• Do this:
Write out the material exactly, with the pictures left out.

(Stored data)
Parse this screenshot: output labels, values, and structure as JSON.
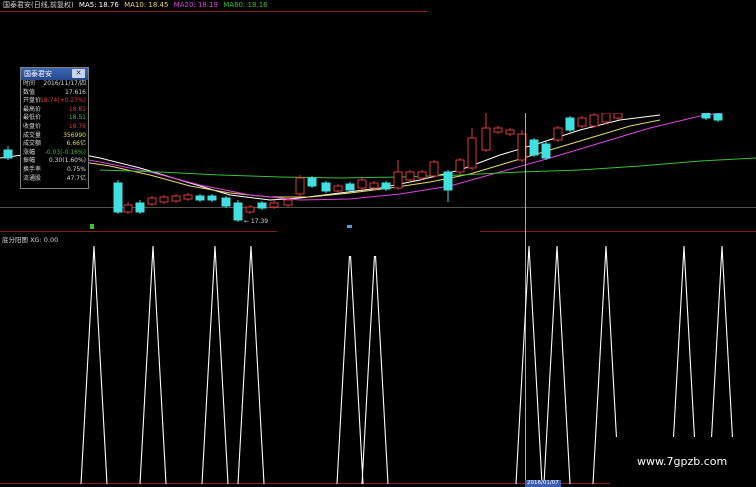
{
  "header": {
    "title": "国泰君安(日线,前复权)",
    "ma5": "MA5: 18.76",
    "ma10": "MA10: 18.45",
    "ma20": "MA20: 18.19",
    "ma60": "MA60: 18.16"
  },
  "colors": {
    "ma5": "#ffffff",
    "ma10": "#e8d96a",
    "ma20": "#e040e0",
    "ma60": "#38c038",
    "up_candle": "#e03838",
    "down_candle": "#40e0e0",
    "subchart_line": "#ffffff"
  },
  "info_box": {
    "title": "国泰君安",
    "close_label": "✕",
    "rows": [
      {
        "label": "时间",
        "value": "2016/11/17/四",
        "color": "#d8d8d8"
      },
      {
        "label": "数值",
        "value": "17.616",
        "color": "#d8d8d8"
      },
      {
        "label": "开盘价",
        "value": "18.74(+0.27%)",
        "color": "#e03838"
      },
      {
        "label": "最高价",
        "value": "18.81",
        "color": "#e03838"
      },
      {
        "label": "最低价",
        "value": "18.51",
        "color": "#38c038"
      },
      {
        "label": "收盘价",
        "value": "18.76",
        "color": "#e03838"
      },
      {
        "label": "成交量",
        "value": "356990",
        "color": "#e0e040"
      },
      {
        "label": "成交额",
        "value": "6.66亿",
        "color": "#e0e040"
      },
      {
        "label": "涨幅",
        "value": "-0.03(-0.16%)",
        "color": "#38c038"
      },
      {
        "label": "振幅",
        "value": "0.30(1.60%)",
        "color": "#d8d8d8"
      },
      {
        "label": "换手率",
        "value": "0.75%",
        "color": "#d8d8d8"
      },
      {
        "label": "流通股",
        "value": "47.7亿",
        "color": "#d8d8d8"
      }
    ]
  },
  "annotations": {
    "low_price": "← 17.39"
  },
  "subchart": {
    "label": "底分阳图 XG: 0.00"
  },
  "bottom_axis": {
    "highlight_date": "2016/01/07"
  },
  "watermark": "www.7gpzb.com"
}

• The output:
Parse this screenshot: output labels, values, and structure as JSON.
{
  "header": {
    "title": "国泰君安(日线,前复权)",
    "ma5": "MA5: 18.76",
    "ma10": "MA10: 18.45",
    "ma20": "MA20: 18.19",
    "ma60": "MA60: 18.16"
  },
  "colors": {
    "ma5": "#ffffff",
    "ma10": "#e8d96a",
    "ma20": "#e040e0",
    "ma60": "#38c038",
    "up_candle": "#e03838",
    "down_candle": "#40e0e0",
    "subchart_line": "#ffffff"
  },
  "info_box": {
    "title": "国泰君安",
    "close_label": "✕",
    "rows": [
      {
        "label": "时间",
        "value": "2016/11/17/四",
        "color": "#d8d8d8"
      },
      {
        "label": "数值",
        "value": "17.616",
        "color": "#d8d8d8"
      },
      {
        "label": "开盘价",
        "value": "18.74(+0.27%)",
        "color": "#e03838"
      },
      {
        "label": "最高价",
        "value": "18.81",
        "color": "#e03838"
      },
      {
        "label": "最低价",
        "value": "18.51",
        "color": "#38c038"
      },
      {
        "label": "收盘价",
        "value": "18.76",
        "color": "#e03838"
      },
      {
        "label": "成交量",
        "value": "356990",
        "color": "#e0e040"
      },
      {
        "label": "成交额",
        "value": "6.66亿",
        "color": "#e0e040"
      },
      {
        "label": "涨幅",
        "value": "-0.03(-0.16%)",
        "color": "#38c038"
      },
      {
        "label": "振幅",
        "value": "0.30(1.60%)",
        "color": "#d8d8d8"
      },
      {
        "label": "换手率",
        "value": "0.75%",
        "color": "#d8d8d8"
      },
      {
        "label": "流通股",
        "value": "47.7亿",
        "color": "#d8d8d8"
      }
    ]
  },
  "annotations": {
    "low_price": "← 17.39"
  },
  "subchart": {
    "label": "底分阳图 XG: 0.00"
  },
  "bottom_axis": {
    "highlight_date": "2016/01/07"
  },
  "watermark": "www.7gpzb.com"
}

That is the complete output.